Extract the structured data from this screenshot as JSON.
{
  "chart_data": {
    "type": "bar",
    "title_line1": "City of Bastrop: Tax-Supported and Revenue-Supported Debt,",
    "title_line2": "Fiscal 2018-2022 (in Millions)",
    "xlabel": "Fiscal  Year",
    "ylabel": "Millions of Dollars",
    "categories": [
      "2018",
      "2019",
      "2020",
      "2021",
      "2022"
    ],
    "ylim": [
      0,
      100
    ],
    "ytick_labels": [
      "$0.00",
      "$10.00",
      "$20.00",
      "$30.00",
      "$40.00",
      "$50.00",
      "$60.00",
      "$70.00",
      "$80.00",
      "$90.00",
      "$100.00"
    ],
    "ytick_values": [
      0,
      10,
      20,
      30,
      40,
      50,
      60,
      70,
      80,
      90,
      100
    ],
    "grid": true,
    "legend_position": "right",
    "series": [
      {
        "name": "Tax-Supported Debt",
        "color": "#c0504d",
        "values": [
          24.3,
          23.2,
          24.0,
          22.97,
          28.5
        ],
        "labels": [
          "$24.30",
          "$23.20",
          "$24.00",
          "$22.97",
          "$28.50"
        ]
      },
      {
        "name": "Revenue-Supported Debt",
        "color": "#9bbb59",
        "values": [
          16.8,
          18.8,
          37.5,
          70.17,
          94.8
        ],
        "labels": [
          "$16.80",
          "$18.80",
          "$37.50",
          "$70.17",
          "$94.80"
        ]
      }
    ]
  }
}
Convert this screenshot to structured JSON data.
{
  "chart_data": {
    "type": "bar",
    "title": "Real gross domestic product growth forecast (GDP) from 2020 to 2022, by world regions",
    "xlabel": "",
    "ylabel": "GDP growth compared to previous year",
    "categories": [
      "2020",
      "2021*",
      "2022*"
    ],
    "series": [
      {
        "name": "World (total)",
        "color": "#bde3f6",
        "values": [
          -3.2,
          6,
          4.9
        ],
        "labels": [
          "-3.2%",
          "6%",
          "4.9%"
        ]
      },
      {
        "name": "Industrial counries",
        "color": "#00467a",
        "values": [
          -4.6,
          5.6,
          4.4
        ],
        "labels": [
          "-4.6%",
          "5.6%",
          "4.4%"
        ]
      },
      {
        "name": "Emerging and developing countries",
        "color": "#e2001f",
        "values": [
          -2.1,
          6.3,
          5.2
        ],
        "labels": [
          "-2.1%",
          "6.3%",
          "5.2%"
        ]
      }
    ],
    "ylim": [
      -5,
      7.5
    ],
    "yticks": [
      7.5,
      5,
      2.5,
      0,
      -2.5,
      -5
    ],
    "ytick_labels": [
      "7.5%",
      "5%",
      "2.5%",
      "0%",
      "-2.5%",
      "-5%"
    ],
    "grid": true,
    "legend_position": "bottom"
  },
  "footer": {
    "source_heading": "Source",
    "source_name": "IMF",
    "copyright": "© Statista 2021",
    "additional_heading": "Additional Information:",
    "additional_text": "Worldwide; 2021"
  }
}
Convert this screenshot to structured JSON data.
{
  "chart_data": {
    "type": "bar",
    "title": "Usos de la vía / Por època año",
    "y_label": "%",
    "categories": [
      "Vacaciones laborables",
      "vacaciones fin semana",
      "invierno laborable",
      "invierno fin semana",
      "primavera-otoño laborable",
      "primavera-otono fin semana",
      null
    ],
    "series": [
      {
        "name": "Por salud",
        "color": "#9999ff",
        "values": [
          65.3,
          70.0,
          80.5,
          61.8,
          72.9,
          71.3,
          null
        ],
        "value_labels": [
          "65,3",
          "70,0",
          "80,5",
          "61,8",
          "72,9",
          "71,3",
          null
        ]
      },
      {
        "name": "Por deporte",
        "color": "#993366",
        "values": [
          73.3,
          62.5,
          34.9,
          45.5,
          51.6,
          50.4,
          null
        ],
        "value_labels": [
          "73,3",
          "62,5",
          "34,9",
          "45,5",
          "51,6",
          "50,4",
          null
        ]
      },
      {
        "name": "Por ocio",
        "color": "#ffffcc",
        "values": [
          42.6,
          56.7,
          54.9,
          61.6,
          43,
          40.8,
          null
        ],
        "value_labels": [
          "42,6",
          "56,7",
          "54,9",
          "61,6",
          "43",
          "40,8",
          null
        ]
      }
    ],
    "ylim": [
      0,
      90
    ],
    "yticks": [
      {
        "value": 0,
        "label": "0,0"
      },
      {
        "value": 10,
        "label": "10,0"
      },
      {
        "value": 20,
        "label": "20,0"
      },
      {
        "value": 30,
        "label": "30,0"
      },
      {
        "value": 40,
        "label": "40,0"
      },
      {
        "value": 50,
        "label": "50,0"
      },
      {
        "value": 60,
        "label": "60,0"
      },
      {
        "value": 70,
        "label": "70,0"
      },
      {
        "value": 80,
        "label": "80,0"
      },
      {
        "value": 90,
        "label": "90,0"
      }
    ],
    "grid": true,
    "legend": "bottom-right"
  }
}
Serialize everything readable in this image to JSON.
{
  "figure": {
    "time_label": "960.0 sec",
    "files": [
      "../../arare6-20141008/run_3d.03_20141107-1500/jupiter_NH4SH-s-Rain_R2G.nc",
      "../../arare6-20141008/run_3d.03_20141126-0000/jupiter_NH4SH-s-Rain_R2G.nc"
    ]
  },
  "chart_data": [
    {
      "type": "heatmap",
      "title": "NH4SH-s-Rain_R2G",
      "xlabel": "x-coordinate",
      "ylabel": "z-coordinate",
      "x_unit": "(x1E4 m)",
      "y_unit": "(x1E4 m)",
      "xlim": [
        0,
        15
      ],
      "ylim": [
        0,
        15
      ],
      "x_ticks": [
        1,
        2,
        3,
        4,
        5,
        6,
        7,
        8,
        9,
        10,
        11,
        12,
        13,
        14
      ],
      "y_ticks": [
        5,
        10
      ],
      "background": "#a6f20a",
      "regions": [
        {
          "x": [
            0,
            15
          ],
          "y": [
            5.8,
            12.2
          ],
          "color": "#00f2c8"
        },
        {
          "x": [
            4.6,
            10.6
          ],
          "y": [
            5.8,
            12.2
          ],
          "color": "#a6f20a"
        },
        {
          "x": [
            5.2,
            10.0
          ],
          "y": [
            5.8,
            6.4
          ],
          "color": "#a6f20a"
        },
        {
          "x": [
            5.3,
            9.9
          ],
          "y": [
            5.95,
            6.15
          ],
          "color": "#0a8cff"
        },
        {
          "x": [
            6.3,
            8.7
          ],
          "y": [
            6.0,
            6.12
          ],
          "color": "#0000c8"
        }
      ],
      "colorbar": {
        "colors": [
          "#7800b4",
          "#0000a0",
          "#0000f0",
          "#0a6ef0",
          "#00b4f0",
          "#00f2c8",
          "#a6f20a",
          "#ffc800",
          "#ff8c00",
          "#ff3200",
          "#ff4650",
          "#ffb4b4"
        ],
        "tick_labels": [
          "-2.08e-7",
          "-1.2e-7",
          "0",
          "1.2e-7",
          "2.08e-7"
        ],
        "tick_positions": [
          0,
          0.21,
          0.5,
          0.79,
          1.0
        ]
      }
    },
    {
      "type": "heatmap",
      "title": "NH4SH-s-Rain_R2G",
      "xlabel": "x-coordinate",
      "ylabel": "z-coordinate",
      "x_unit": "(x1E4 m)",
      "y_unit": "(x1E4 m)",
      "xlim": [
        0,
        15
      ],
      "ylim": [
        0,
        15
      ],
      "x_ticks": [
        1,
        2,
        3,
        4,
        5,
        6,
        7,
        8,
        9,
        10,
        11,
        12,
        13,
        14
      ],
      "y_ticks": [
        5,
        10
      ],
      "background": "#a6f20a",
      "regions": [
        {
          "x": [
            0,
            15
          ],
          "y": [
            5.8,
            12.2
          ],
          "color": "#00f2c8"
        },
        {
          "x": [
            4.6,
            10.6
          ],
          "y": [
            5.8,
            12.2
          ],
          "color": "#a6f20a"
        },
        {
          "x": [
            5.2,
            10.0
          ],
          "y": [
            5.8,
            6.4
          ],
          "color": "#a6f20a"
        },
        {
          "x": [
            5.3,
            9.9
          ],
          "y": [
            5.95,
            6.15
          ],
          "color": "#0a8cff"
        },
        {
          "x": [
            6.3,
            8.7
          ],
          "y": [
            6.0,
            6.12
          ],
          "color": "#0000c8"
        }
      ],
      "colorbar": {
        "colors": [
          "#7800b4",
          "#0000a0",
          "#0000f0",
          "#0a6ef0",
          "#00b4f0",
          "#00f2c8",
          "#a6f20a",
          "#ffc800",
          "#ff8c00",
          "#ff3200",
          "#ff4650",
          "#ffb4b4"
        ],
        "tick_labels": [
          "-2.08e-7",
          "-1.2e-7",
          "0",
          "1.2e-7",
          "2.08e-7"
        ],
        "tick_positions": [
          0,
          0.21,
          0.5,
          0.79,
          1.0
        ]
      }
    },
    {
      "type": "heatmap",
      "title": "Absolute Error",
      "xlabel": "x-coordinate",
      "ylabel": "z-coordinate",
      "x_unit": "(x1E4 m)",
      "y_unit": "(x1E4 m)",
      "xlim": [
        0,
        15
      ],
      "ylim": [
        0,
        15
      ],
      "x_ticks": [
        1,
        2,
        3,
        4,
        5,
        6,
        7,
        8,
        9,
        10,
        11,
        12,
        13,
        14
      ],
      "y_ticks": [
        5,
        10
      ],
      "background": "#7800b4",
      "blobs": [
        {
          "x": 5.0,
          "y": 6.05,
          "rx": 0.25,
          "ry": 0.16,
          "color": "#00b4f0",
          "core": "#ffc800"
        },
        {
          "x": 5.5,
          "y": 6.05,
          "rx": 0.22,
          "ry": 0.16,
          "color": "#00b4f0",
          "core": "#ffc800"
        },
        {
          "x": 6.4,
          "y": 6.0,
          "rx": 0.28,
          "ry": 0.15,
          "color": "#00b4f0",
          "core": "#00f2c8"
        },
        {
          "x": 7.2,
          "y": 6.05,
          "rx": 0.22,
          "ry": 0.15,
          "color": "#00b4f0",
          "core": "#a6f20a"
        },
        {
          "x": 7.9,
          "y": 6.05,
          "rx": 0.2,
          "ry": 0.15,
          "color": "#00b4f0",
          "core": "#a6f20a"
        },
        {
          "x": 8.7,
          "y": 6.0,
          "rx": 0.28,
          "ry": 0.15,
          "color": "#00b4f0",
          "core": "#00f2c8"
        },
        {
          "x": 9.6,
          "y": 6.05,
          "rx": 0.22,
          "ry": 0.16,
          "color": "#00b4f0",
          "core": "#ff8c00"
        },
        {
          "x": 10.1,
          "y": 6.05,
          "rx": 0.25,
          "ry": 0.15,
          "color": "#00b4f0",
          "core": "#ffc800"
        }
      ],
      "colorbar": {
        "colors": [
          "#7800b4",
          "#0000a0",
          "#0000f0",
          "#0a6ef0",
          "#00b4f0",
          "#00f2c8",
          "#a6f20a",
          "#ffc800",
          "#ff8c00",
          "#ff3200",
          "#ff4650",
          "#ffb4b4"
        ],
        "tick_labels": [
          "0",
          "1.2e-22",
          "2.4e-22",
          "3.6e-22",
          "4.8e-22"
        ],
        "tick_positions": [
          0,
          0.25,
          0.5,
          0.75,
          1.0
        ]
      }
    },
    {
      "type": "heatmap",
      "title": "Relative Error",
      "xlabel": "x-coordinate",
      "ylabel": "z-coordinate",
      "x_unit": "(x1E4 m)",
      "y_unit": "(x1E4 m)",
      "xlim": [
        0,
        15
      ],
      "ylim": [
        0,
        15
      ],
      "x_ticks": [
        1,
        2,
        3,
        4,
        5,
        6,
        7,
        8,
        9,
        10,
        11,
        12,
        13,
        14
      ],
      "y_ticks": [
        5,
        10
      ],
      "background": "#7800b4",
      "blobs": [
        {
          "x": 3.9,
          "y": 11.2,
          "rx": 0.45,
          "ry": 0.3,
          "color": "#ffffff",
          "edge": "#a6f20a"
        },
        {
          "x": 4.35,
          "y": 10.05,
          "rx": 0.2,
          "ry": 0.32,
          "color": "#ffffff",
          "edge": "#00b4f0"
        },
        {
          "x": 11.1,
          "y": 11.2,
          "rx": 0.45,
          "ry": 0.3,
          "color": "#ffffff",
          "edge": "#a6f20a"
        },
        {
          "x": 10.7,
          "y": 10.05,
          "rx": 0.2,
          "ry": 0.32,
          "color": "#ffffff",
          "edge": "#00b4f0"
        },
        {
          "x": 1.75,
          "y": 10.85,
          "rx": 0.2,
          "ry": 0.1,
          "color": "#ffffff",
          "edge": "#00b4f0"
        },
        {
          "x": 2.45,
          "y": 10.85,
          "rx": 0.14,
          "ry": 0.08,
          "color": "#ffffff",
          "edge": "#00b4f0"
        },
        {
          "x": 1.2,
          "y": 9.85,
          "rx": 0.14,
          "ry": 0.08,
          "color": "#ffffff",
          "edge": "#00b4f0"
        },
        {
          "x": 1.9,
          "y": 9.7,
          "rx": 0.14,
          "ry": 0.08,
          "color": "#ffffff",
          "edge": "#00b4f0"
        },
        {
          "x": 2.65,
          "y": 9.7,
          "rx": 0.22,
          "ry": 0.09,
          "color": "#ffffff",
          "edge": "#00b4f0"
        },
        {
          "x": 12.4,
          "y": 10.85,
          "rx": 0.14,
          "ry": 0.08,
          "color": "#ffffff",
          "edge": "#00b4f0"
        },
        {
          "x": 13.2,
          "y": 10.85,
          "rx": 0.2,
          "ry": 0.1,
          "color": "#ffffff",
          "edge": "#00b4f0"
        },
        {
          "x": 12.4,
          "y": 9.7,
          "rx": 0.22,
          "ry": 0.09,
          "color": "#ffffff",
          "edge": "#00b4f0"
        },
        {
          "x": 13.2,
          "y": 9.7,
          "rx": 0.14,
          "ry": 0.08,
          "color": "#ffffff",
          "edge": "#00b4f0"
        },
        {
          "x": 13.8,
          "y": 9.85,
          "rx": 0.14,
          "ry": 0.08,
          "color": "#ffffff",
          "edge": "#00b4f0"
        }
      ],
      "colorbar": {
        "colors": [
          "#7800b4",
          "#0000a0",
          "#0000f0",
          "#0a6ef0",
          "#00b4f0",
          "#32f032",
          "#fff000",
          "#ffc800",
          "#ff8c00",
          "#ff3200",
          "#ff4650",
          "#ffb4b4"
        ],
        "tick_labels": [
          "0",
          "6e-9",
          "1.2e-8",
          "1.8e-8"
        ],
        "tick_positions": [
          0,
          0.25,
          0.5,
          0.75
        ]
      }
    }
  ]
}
────────
__Exercise aim__. Pull out and copy each line containing the string "growth".

__The answer__.
    "title": "Real gross domestic product growth forecast (GDP) from 2020 to 2022, by world regions",
    "ylabel": "GDP growth compared to previous year",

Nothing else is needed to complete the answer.